Exercise prompt: Copy every line in the records below that contains the word "this".

Provided records:
============================================================

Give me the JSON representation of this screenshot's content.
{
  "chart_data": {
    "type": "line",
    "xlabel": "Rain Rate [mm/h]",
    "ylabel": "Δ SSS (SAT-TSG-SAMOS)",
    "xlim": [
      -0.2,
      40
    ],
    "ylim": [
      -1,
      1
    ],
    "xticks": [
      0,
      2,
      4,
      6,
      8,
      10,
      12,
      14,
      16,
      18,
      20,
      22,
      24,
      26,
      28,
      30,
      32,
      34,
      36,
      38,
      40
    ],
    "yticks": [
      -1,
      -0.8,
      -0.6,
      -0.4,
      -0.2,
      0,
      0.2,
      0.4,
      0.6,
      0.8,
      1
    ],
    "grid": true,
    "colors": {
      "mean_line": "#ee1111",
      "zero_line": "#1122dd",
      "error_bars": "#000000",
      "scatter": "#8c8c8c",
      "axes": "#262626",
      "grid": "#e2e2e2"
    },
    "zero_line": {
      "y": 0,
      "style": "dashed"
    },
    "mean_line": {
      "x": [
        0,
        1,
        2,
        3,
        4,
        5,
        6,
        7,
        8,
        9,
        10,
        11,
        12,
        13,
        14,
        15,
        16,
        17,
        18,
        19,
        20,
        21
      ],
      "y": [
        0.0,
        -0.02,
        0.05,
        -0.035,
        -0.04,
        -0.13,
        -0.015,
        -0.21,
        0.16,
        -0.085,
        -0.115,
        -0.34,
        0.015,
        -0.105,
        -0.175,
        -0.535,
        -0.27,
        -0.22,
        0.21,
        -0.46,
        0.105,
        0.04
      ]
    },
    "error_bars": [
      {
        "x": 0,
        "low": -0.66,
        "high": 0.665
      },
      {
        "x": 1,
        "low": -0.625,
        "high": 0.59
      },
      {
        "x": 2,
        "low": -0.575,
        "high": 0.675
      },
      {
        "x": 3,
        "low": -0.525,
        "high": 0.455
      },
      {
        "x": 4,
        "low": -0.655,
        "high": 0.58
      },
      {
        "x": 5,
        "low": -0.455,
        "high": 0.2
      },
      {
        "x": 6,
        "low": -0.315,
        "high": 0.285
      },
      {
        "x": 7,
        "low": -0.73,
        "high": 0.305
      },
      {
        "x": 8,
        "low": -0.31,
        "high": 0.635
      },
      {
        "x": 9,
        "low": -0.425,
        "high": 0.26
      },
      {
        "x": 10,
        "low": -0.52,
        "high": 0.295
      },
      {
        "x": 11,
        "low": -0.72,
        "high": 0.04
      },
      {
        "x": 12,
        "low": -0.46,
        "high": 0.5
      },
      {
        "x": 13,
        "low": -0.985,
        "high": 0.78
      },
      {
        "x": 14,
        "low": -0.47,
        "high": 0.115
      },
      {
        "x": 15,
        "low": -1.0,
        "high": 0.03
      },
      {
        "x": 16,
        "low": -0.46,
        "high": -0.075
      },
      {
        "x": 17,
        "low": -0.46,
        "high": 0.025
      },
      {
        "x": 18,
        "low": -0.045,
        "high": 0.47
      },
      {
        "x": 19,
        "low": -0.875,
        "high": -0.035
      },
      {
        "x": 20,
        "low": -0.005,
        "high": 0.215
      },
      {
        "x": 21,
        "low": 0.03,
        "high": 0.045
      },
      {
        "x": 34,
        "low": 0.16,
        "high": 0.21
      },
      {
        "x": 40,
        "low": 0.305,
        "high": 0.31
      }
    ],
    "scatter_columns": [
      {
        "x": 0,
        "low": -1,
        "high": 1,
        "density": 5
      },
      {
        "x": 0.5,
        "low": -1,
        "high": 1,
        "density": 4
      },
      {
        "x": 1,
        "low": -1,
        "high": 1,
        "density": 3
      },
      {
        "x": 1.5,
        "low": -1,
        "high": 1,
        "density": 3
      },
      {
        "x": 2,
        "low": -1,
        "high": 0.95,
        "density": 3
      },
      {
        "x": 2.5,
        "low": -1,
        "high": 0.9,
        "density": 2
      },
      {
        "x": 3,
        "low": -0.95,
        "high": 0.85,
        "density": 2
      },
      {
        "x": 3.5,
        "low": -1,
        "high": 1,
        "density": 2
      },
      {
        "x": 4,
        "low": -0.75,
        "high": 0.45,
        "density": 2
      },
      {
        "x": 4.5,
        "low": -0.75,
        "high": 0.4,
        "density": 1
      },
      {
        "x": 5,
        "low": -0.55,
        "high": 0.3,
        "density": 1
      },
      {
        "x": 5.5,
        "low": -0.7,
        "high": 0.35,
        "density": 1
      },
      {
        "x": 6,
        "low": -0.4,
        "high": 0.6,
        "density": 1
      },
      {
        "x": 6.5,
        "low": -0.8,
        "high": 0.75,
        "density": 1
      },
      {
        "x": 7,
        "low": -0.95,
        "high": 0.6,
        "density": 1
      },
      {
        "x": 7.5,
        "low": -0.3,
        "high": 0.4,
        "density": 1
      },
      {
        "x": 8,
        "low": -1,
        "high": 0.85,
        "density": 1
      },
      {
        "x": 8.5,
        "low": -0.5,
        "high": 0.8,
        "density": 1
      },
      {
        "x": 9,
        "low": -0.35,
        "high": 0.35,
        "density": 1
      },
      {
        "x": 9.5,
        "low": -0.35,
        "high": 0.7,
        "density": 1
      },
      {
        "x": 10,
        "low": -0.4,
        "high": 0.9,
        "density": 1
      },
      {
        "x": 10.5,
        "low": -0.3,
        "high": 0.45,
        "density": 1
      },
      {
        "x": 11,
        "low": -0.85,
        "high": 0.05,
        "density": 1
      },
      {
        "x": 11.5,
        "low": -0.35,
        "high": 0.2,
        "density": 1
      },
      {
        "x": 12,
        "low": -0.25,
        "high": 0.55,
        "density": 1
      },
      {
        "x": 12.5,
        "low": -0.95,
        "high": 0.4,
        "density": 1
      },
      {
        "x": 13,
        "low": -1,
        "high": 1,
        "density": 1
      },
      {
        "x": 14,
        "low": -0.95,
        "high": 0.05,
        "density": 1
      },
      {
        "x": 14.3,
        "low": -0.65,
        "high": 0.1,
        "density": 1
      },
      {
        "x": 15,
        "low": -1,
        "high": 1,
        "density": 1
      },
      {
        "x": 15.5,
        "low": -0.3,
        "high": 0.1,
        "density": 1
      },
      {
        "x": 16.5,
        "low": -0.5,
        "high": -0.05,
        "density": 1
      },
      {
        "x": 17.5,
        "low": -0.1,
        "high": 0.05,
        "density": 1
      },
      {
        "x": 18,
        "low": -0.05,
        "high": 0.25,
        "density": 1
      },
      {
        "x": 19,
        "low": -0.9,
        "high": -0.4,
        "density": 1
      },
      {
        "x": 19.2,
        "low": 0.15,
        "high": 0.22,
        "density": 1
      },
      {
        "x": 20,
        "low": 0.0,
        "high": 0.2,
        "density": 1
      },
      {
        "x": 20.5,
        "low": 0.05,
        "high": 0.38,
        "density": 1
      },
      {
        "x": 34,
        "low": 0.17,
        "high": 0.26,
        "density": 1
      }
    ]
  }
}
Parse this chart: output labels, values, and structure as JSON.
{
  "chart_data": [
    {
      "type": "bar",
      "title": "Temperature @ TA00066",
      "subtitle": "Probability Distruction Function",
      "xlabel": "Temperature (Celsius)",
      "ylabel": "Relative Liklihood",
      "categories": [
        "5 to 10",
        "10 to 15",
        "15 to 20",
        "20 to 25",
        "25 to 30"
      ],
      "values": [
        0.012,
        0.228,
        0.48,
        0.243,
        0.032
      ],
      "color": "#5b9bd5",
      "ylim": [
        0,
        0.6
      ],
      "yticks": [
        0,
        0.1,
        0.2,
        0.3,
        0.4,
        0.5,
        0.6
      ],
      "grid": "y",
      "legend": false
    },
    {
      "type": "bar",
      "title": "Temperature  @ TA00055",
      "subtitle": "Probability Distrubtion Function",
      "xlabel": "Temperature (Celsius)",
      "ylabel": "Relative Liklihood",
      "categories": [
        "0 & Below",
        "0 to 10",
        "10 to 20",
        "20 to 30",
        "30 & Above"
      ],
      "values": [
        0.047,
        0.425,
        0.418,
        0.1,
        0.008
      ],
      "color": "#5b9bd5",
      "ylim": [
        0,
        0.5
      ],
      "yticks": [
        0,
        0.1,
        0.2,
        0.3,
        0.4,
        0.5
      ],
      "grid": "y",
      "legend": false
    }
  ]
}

============================================================

Solution to the problem:
Give me the JSON representation of this screenshot's content.
Parse this chart: output labels, values, and structure as JSON.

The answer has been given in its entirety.